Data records
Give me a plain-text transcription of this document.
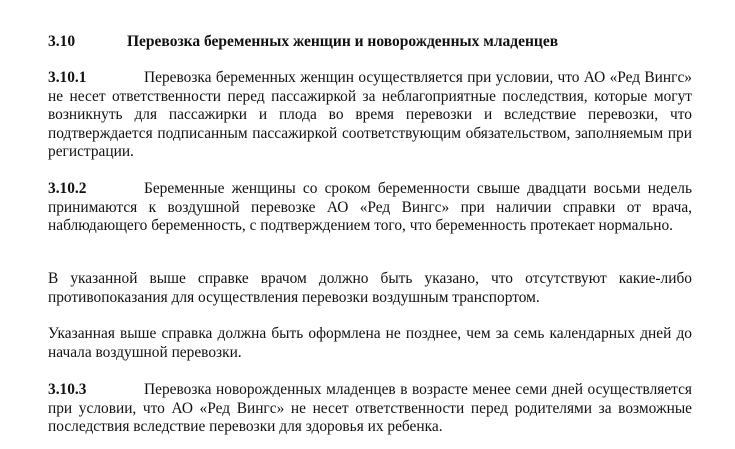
3.10	Перевозка беременных женщин и новорожденных младенцев

3.10.1	Перевозка беременных женщин осуществляется при условии, что АО «Ред Вингс» не несет ответственности перед пассажиркой за неблагоприятные последствия, которые могут возникнуть для пассажирки и плода во время перевозки и вследствие перевозки, что подтверждается подписанным пассажиркой соответствующим обязательством, заполняемым при регистрации.

3.10.2	Беременные женщины со сроком беременности свыше двадцати восьми недель принимаются к воздушной перевозке АО «Ред Вингс» при наличии справки от врача, наблюдающего беременность, с подтверждением того, что беременность протекает нормально.

В указанной выше справке врачом должно быть указано, что отсутствуют какие-либо противопоказания для осуществления перевозки воздушным транспортом.

Указанная выше справка должна быть оформлена не позднее, чем за семь календарных дней до начала воздушной перевозки.

3.10.3	Перевозка новорожденных младенцев в возрасте менее семи дней осуществляется при условии, что АО «Ред Вингс» не несет ответственности перед родителями за возможные последствия вследствие перевозки для здоровья их ребенка.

• **Exercise goal**: Where a line in the material contains "последствия", copy that line.

• **Result for this task**:
3.10.1	Перевозка беременных женщин осуществляется при условии, что АО «Ред Вингс» не несет ответственности перед пассажиркой за неблагоприятные последствия, которые могут возникнуть для пассажирки и плода во время перевозки и вследствие перевозки, что подтверждается подписанным пассажиркой соответствующим обязательством, заполняемым при регистрации.
3.10.3	Перевозка новорожденных младенцев в возрасте менее семи дней осуществляется при условии, что АО «Ред Вингс» не несет ответственности перед родителями за возможные последствия вследствие перевозки для здоровья их ребенка.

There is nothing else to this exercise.